**EXERCISE PROMPT**:
In the material below, find every line with "Módulo" and pull it out.
+ + + + +
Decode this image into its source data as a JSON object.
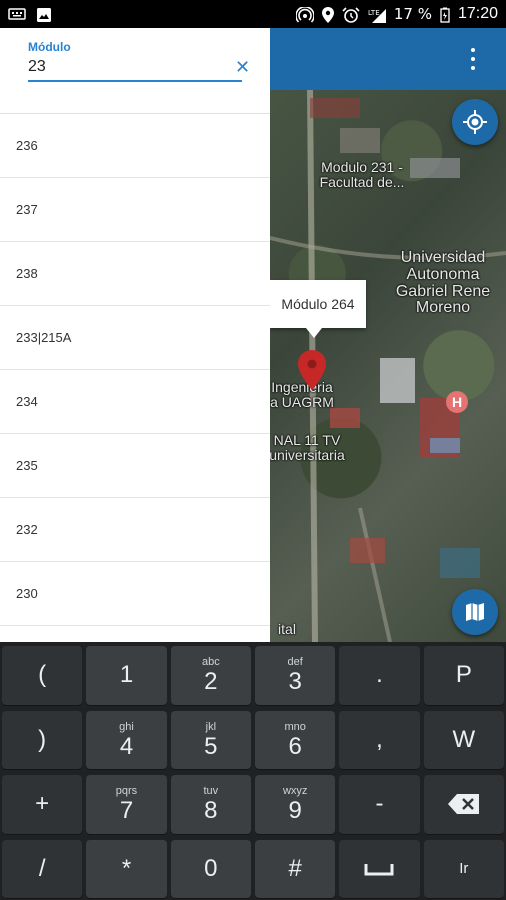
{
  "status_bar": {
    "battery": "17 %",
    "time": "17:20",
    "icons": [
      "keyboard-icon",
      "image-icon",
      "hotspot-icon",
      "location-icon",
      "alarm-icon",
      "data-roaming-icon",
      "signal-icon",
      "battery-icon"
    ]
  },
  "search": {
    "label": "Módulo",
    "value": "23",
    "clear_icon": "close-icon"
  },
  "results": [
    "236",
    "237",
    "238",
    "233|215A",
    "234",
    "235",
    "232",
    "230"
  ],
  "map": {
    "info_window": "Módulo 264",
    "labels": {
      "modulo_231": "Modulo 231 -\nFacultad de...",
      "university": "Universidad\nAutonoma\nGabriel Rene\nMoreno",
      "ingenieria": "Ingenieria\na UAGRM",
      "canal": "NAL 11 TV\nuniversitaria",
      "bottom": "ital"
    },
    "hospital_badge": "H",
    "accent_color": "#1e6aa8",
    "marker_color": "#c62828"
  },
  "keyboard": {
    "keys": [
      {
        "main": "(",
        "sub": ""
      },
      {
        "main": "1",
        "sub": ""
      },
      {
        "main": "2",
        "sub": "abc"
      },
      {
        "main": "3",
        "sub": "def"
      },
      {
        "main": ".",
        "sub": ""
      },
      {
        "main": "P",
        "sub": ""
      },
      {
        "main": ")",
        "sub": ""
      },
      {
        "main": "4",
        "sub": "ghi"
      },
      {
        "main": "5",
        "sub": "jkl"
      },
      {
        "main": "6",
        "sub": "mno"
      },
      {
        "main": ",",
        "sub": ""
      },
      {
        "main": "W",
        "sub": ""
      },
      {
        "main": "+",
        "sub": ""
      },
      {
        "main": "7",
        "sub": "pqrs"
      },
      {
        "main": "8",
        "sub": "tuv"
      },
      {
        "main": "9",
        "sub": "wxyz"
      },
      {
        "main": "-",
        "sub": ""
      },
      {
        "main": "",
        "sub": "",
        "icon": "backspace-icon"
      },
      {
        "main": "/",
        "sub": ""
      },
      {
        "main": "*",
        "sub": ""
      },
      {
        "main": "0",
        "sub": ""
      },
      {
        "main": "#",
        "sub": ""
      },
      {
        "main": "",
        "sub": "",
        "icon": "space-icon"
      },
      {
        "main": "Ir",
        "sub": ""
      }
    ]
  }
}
+ + + + +
**ANSWER BELOW**:
    "label": "Módulo",
    "info_window": "Módulo 264",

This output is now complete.